[YOUR TASK] Return the listing below line for line, with nothing changed.

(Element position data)
>> BEGIN
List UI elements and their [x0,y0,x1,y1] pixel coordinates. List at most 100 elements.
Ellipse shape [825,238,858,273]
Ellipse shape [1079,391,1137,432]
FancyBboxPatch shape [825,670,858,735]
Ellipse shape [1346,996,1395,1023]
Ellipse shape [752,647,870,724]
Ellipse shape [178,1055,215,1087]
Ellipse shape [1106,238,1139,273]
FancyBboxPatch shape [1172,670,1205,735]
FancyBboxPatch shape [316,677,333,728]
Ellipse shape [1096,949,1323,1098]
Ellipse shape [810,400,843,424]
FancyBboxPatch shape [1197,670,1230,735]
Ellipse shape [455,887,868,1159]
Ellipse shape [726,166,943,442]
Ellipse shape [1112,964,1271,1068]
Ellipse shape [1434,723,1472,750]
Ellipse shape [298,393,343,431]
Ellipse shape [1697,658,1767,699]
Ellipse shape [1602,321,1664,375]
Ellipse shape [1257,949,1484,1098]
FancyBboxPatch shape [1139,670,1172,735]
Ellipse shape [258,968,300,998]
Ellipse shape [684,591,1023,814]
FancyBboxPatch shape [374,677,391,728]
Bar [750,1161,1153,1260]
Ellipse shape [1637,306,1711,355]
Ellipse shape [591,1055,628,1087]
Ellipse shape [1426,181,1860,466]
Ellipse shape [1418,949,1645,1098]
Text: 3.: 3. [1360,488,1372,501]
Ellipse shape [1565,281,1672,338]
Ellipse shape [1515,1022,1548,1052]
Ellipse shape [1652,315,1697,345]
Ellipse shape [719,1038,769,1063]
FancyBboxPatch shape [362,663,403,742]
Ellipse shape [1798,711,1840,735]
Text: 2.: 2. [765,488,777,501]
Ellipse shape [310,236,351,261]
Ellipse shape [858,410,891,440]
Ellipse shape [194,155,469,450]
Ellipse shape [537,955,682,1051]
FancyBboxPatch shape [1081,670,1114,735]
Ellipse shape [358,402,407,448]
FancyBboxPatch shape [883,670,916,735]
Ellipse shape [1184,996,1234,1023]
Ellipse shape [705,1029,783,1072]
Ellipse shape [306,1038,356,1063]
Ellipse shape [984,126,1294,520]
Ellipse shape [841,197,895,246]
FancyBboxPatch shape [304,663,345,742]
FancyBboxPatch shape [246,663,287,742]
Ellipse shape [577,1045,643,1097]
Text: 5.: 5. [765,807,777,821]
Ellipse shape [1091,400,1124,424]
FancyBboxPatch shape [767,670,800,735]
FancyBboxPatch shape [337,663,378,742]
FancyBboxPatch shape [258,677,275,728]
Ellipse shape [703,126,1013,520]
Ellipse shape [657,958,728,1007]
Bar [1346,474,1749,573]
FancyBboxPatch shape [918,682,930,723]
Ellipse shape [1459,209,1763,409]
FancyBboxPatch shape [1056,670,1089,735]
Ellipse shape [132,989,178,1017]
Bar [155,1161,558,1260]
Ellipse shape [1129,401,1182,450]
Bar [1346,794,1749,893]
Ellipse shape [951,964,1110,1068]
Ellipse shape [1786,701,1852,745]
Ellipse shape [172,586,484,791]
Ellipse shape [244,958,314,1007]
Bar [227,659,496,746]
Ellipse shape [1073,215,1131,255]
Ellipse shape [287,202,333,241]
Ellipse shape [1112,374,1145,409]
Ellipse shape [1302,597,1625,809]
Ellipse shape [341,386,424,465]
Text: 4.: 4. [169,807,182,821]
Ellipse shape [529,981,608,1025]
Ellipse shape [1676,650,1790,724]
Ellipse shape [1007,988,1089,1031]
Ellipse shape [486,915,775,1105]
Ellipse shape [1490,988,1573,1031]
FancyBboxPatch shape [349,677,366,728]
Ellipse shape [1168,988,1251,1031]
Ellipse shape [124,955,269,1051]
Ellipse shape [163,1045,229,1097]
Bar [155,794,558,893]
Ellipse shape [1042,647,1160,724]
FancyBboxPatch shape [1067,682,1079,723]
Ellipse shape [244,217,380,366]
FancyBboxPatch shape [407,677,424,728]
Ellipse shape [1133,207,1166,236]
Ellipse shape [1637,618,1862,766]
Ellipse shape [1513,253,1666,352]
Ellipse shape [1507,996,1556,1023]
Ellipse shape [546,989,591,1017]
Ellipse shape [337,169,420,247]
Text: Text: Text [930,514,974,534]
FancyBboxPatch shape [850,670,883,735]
>> END
[OUTPUT OF THE EXERCISE]
List UI elements and their [x0,y0,x1,y1] pixel coordinates. List at most 100 elements.
Ellipse shape [825,238,858,273]
Ellipse shape [1079,391,1137,432]
FancyBboxPatch shape [825,670,858,735]
Ellipse shape [1346,996,1395,1023]
Ellipse shape [752,647,870,724]
Ellipse shape [178,1055,215,1087]
Ellipse shape [1106,238,1139,273]
FancyBboxPatch shape [1172,670,1205,735]
FancyBboxPatch shape [316,677,333,728]
Ellipse shape [1096,949,1323,1098]
Ellipse shape [810,400,843,424]
FancyBboxPatch shape [1197,670,1230,735]
Ellipse shape [455,887,868,1159]
Ellipse shape [726,166,943,442]
Ellipse shape [1112,964,1271,1068]
Ellipse shape [1434,723,1472,750]
Ellipse shape [298,393,343,431]
Ellipse shape [1697,658,1767,699]
Ellipse shape [1602,321,1664,375]
Ellipse shape [1257,949,1484,1098]
FancyBboxPatch shape [1139,670,1172,735]
Ellipse shape [258,968,300,998]
Ellipse shape [684,591,1023,814]
FancyBboxPatch shape [374,677,391,728]
Bar [750,1161,1153,1260]
Ellipse shape [1637,306,1711,355]
Ellipse shape [591,1055,628,1087]
Ellipse shape [1426,181,1860,466]
Ellipse shape [1418,949,1645,1098]
Text: 3.: 3. [1360,488,1372,501]
Ellipse shape [1565,281,1672,338]
Ellipse shape [1515,1022,1548,1052]
Ellipse shape [1652,315,1697,345]
Ellipse shape [719,1038,769,1063]
FancyBboxPatch shape [362,663,403,742]
Ellipse shape [1798,711,1840,735]
Text: 2.: 2. [765,488,777,501]
Ellipse shape [310,236,351,261]
Ellipse shape [858,410,891,440]
Ellipse shape [194,155,469,450]
Ellipse shape [537,955,682,1051]
FancyBboxPatch shape [1081,670,1114,735]
Ellipse shape [358,402,407,448]
FancyBboxPatch shape [883,670,916,735]
Ellipse shape [1184,996,1234,1023]
Ellipse shape [705,1029,783,1072]
Ellipse shape [306,1038,356,1063]
Ellipse shape [984,126,1294,520]
Ellipse shape [841,197,895,246]
FancyBboxPatch shape [304,663,345,742]
FancyBboxPatch shape [246,663,287,742]
Ellipse shape [577,1045,643,1097]
Text: 5.: 5. [765,807,777,821]
Ellipse shape [1091,400,1124,424]
FancyBboxPatch shape [767,670,800,735]
FancyBboxPatch shape [337,663,378,742]
FancyBboxPatch shape [258,677,275,728]
Ellipse shape [703,126,1013,520]
Ellipse shape [657,958,728,1007]
Bar [1346,474,1749,573]
FancyBboxPatch shape [918,682,930,723]
Ellipse shape [1459,209,1763,409]
FancyBboxPatch shape [1056,670,1089,735]
Ellipse shape [132,989,178,1017]
Bar [155,1161,558,1260]
Ellipse shape [1129,401,1182,450]
Bar [1346,794,1749,893]
Ellipse shape [951,964,1110,1068]
Ellipse shape [1786,701,1852,745]
Ellipse shape [172,586,484,791]
Ellipse shape [244,958,314,1007]
Bar [227,659,496,746]
Ellipse shape [1073,215,1131,255]
Ellipse shape [287,202,333,241]
Ellipse shape [1112,374,1145,409]
Ellipse shape [1302,597,1625,809]
Ellipse shape [341,386,424,465]
Text: 4.: 4. [169,807,182,821]
Ellipse shape [529,981,608,1025]
Ellipse shape [1676,650,1790,724]
Ellipse shape [1007,988,1089,1031]
Ellipse shape [486,915,775,1105]
Ellipse shape [1490,988,1573,1031]
FancyBboxPatch shape [349,677,366,728]
Ellipse shape [1168,988,1251,1031]
Ellipse shape [124,955,269,1051]
Ellipse shape [163,1045,229,1097]
Bar [155,794,558,893]
Ellipse shape [1042,647,1160,724]
FancyBboxPatch shape [1067,682,1079,723]
Ellipse shape [244,217,380,366]
FancyBboxPatch shape [407,677,424,728]
Ellipse shape [1133,207,1166,236]
Ellipse shape [1637,618,1862,766]
Ellipse shape [1513,253,1666,352]
Ellipse shape [1507,996,1556,1023]
Ellipse shape [546,989,591,1017]
Ellipse shape [337,169,420,247]
Text: Text: Text [930,514,974,534]
FancyBboxPatch shape [850,670,883,735]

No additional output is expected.